* _DATA SUPPLIED_:
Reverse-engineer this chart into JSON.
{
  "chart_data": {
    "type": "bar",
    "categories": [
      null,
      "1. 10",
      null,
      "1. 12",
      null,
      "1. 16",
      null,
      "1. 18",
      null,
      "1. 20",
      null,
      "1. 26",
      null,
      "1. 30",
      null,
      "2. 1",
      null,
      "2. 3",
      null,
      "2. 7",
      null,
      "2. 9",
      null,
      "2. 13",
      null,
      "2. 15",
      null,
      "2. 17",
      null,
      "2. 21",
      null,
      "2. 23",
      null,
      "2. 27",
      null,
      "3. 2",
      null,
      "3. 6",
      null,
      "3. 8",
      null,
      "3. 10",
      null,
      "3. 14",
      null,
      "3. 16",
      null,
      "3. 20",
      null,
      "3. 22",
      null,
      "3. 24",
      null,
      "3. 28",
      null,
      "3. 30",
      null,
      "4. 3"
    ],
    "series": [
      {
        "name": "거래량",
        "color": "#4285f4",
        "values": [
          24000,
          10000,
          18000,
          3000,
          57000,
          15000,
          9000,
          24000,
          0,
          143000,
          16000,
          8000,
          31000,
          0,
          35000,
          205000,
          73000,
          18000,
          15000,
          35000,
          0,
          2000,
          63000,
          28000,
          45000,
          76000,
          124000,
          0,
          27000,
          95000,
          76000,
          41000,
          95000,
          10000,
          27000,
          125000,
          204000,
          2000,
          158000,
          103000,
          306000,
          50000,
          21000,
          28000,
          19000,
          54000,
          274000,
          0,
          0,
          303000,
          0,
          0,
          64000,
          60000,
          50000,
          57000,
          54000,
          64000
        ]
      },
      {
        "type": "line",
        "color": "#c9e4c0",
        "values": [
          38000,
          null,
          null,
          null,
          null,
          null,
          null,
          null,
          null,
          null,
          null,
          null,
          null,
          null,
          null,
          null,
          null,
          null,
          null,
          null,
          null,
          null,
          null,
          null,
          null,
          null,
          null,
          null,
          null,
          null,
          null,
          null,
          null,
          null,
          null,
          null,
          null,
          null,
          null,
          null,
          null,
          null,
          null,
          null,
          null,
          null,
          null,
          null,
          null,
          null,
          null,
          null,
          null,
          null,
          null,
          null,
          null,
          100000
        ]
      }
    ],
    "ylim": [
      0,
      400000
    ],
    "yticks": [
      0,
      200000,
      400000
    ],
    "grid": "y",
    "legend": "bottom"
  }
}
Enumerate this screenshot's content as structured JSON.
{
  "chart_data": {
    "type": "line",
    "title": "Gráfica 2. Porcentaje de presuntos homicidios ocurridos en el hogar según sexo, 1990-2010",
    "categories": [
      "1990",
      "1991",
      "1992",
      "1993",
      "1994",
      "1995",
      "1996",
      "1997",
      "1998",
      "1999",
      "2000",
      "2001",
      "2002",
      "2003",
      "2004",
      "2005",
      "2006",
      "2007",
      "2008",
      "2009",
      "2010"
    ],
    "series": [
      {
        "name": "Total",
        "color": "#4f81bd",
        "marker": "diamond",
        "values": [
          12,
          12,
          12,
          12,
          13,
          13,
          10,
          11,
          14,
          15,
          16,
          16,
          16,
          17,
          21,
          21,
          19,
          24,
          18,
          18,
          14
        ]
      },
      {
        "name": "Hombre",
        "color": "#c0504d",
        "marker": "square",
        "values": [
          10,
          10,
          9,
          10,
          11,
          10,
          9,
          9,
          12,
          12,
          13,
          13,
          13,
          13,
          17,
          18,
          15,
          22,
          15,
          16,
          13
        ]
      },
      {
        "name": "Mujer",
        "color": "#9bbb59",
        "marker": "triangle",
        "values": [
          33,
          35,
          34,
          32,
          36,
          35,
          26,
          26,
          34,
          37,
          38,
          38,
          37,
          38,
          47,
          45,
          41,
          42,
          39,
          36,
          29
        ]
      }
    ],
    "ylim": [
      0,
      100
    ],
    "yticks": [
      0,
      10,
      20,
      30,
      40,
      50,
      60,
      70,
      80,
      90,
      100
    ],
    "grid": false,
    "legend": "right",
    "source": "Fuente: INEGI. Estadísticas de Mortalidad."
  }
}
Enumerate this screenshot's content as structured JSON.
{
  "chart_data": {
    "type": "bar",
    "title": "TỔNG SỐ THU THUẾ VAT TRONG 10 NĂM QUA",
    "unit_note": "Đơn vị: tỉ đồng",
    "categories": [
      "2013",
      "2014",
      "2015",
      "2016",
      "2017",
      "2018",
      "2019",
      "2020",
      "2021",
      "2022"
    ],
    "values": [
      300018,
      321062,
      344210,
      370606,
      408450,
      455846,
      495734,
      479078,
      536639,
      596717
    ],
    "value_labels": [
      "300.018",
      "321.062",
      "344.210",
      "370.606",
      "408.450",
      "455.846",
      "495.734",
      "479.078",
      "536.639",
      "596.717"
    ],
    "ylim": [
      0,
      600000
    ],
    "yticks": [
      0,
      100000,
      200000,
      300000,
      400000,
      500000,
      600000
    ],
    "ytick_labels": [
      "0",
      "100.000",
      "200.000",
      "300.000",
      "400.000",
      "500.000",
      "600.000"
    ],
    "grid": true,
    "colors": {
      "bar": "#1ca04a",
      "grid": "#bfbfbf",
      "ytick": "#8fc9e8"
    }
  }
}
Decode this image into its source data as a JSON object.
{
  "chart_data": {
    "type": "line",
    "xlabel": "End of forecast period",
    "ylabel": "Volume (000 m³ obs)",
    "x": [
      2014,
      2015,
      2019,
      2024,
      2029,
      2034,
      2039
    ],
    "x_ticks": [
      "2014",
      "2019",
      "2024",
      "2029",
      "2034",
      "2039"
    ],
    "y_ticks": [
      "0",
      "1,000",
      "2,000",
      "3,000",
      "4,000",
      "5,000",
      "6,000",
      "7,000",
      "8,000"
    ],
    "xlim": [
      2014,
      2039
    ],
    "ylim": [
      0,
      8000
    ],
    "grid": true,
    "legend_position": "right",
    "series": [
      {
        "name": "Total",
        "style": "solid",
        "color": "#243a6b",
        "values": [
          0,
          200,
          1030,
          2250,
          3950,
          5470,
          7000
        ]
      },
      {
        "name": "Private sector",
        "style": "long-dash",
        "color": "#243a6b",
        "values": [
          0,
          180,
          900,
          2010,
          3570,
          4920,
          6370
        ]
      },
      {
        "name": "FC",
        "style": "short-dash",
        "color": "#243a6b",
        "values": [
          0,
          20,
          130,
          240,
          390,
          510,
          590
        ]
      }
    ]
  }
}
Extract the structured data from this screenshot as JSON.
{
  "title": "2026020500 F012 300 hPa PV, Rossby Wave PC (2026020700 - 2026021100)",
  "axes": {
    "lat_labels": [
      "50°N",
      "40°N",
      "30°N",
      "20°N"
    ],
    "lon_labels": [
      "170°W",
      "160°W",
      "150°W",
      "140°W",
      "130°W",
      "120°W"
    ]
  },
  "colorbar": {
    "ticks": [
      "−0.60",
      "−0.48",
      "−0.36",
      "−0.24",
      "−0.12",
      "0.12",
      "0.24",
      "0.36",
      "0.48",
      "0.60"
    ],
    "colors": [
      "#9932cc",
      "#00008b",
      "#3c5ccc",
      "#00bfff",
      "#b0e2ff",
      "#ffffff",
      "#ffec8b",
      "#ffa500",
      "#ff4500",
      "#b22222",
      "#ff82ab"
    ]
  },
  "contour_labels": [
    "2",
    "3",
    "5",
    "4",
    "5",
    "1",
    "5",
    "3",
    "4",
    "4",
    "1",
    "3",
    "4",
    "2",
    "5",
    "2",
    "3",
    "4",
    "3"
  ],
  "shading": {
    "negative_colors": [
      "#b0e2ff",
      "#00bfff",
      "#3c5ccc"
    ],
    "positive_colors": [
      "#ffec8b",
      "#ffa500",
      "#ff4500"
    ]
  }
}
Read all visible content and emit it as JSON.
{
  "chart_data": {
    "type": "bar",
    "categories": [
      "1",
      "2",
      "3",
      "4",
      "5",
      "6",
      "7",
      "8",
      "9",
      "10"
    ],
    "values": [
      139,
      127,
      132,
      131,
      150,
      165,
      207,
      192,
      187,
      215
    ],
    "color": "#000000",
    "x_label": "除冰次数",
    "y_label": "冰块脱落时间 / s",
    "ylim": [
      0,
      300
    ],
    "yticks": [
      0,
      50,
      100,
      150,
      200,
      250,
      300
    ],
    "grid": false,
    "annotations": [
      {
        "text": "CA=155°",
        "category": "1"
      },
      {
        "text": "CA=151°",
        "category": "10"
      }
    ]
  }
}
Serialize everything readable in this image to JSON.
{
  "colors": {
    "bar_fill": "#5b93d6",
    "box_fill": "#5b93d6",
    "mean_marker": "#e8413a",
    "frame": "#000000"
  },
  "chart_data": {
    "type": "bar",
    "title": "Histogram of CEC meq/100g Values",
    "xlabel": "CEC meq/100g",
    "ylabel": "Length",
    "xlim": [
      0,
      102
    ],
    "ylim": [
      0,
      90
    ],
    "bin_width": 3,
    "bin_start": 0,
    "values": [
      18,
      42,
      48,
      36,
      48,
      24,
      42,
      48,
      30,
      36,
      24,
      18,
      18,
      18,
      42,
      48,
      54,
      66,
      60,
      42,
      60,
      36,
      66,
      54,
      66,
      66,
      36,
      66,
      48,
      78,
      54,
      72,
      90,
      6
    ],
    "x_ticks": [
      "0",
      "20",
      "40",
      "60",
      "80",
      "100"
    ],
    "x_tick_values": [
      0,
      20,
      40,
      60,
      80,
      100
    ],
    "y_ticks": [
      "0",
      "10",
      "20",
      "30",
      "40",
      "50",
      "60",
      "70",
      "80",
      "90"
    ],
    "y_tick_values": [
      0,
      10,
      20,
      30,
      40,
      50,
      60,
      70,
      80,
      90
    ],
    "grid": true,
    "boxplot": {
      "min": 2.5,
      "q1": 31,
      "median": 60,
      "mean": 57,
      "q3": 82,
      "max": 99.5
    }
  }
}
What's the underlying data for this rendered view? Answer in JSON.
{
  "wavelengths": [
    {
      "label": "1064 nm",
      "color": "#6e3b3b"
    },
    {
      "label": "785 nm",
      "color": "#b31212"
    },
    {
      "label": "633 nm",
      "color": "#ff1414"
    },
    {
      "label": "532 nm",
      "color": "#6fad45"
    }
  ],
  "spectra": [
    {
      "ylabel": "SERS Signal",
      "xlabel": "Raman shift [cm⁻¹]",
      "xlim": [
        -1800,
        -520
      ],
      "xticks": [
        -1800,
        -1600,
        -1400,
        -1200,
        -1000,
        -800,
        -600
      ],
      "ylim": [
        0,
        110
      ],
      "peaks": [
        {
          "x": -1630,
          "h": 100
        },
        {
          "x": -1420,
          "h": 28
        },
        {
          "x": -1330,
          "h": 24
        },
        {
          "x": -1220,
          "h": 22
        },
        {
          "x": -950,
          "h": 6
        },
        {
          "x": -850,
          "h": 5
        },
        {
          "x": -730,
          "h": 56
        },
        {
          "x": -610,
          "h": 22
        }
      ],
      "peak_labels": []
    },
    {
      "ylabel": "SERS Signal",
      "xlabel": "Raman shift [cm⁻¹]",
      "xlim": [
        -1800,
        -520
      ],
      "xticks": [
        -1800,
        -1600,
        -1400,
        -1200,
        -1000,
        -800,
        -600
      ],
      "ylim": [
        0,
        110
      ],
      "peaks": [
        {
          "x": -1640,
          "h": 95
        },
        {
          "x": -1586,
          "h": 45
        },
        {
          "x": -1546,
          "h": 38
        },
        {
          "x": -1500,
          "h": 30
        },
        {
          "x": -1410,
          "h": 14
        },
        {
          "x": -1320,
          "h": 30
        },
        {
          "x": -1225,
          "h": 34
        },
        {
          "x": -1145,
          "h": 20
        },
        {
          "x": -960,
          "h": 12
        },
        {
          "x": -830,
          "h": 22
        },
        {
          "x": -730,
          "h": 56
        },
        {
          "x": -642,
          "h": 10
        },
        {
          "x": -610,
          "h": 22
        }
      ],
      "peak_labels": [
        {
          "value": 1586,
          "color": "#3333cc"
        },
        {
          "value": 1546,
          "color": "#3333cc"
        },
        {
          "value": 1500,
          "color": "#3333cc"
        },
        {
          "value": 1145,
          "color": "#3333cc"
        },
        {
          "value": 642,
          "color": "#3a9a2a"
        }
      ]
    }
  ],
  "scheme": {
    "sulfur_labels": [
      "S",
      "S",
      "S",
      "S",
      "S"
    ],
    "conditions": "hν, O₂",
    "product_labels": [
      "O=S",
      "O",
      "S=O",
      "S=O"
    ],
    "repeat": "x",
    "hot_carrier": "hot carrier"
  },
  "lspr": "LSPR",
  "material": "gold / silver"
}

* _WRITTEN TASK_: Identify the lines in the entries that hold "this" and return each one.

* _COMPLETE OUTPUT_:
Reverse-engineer this chart into JSON.
Enumerate this screenshot's content as structured JSON.
Enumerate this screenshot's content as structured JSON.
Decode this image into its source data as a JSON object.
Extract the structured data from this screenshot as JSON.
Serialize everything readable in this image to JSON.
What's the underlying data for this rendered view? Answer in JSON.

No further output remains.